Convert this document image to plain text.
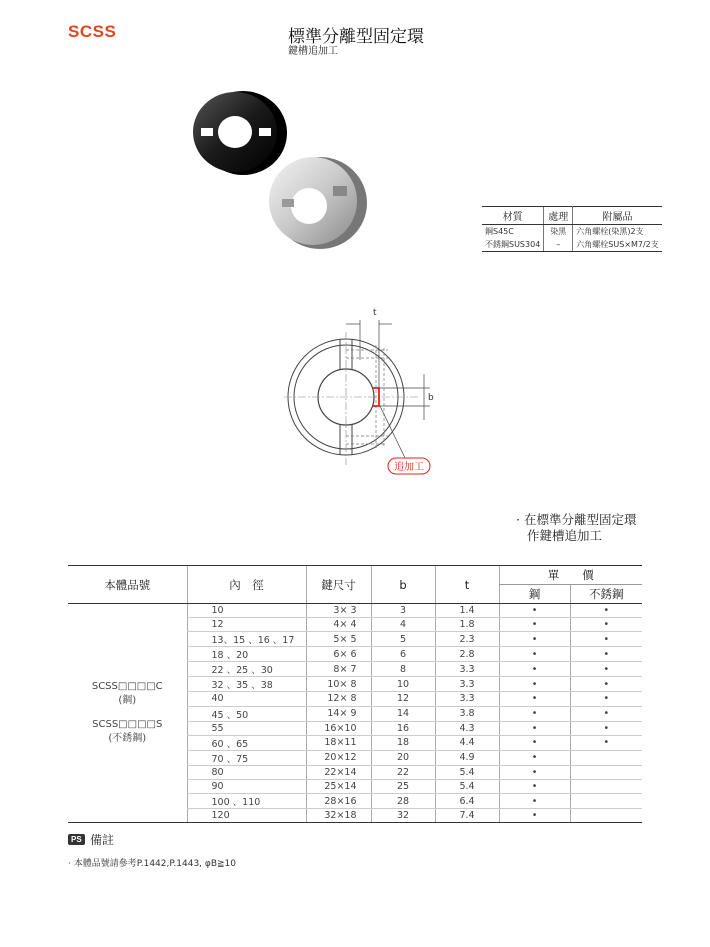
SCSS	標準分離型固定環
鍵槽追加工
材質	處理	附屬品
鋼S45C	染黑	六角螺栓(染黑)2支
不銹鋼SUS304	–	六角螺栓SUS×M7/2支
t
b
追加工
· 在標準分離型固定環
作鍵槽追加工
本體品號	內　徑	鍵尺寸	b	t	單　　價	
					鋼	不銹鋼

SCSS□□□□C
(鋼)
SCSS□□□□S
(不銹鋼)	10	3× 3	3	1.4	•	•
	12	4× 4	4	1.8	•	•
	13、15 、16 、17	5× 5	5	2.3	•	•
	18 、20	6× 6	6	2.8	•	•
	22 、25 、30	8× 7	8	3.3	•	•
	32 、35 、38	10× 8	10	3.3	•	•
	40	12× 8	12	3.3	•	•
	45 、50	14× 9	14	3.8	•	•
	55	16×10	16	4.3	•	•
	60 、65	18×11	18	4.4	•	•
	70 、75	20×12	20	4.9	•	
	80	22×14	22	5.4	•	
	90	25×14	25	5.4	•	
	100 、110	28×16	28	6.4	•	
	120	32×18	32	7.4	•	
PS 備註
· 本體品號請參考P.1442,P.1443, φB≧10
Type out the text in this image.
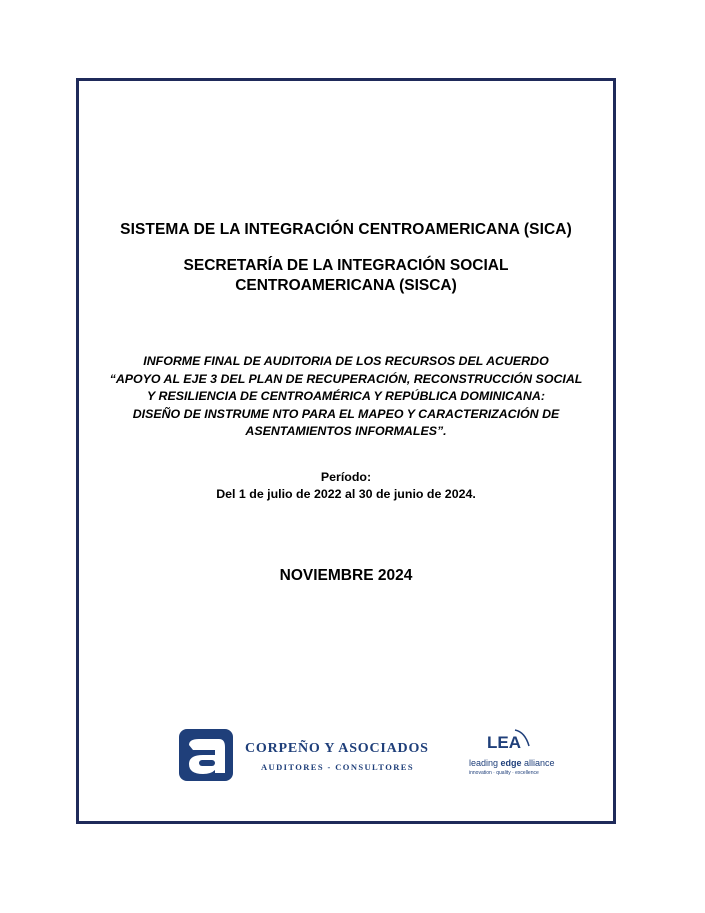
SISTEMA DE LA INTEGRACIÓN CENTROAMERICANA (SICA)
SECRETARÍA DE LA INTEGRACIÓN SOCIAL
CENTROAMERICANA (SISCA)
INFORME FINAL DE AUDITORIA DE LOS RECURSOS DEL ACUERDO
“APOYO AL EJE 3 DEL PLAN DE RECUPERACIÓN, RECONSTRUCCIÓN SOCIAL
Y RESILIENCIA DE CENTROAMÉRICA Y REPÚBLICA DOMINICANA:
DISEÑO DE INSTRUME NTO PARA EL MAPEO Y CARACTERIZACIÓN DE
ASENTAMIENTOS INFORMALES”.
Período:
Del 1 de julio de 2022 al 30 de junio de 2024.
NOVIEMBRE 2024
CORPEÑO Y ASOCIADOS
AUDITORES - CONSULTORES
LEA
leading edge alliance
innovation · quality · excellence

Directions for this task ▸
From the records given above, copy all lines containing "CENTROAMERICANA".

Response to this task ▸
SISTEMA DE LA INTEGRACIÓN CENTROAMERICANA (SICA)
CENTROAMERICANA (SISCA)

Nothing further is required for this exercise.